Keep only the lines where "JSON" appears.

— start of Data for this exercise —

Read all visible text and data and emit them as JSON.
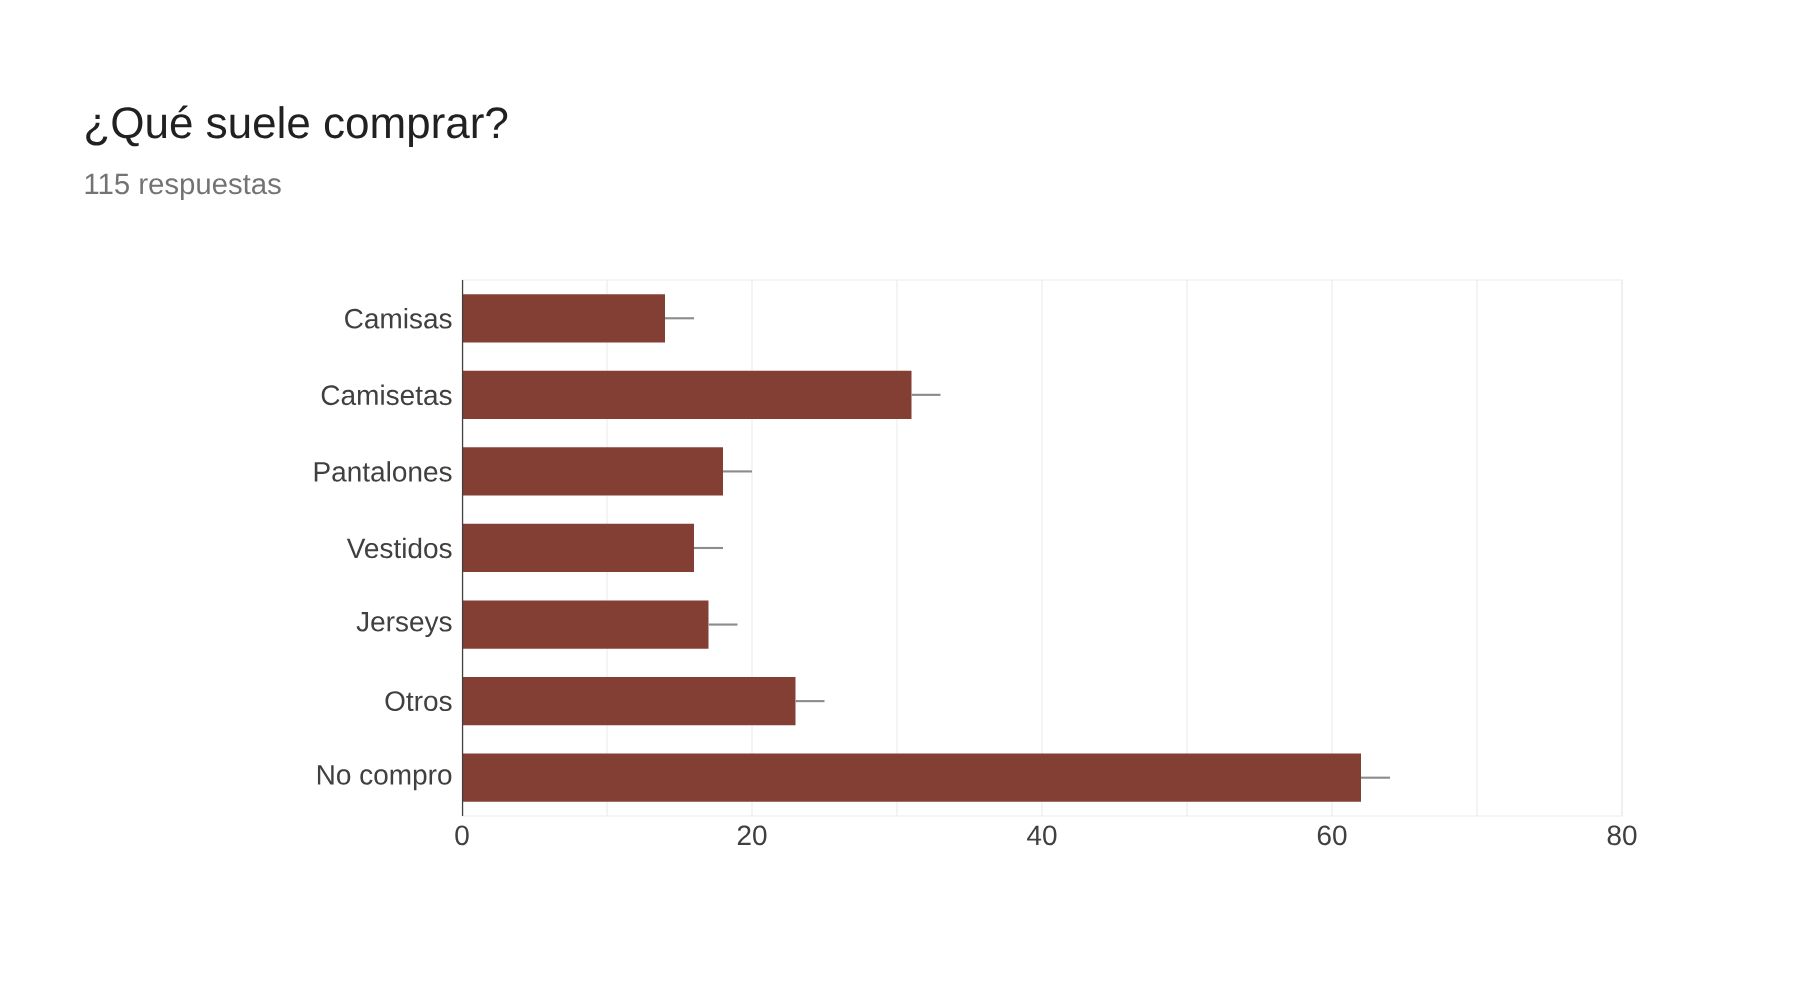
{
  "chart_data": {
    "type": "bar",
    "orientation": "horizontal",
    "title": "¿Qué suele comprar?",
    "subtitle": "115 respuestas",
    "categories": [
      "Camisas",
      "Camisetas",
      "Pantalones",
      "Vestidos",
      "Jerseys",
      "Otros",
      "No compro"
    ],
    "values": [
      14,
      31,
      18,
      16,
      17,
      23,
      62
    ],
    "errors": [
      [
        14,
        16
      ],
      [
        31,
        33
      ],
      [
        18,
        20
      ],
      [
        16,
        18
      ],
      [
        17,
        19
      ],
      [
        23,
        25
      ],
      [
        62,
        64
      ]
    ],
    "color": "#843f35",
    "xlim": [
      0,
      80
    ],
    "xticks": [
      0,
      {
        "value": 10,
        "label": null
      },
      20,
      {
        "value": 30,
        "label": null
      },
      40,
      {
        "value": 50,
        "label": null
      },
      60,
      {
        "value": 70,
        "label": null
      },
      80
    ],
    "grid": "x"
  }
}
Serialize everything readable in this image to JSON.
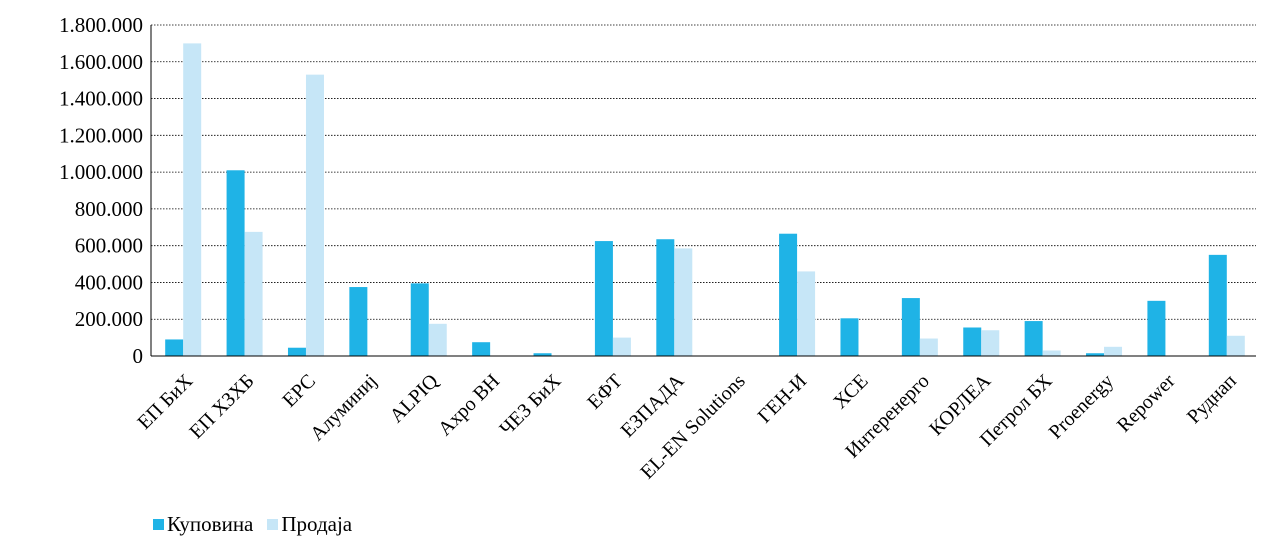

— end of Data for this exercise —

§ **Output for this exercise**:
Read all visible text and data and emit them as JSON.
Serialize everything readable in this image to JSON.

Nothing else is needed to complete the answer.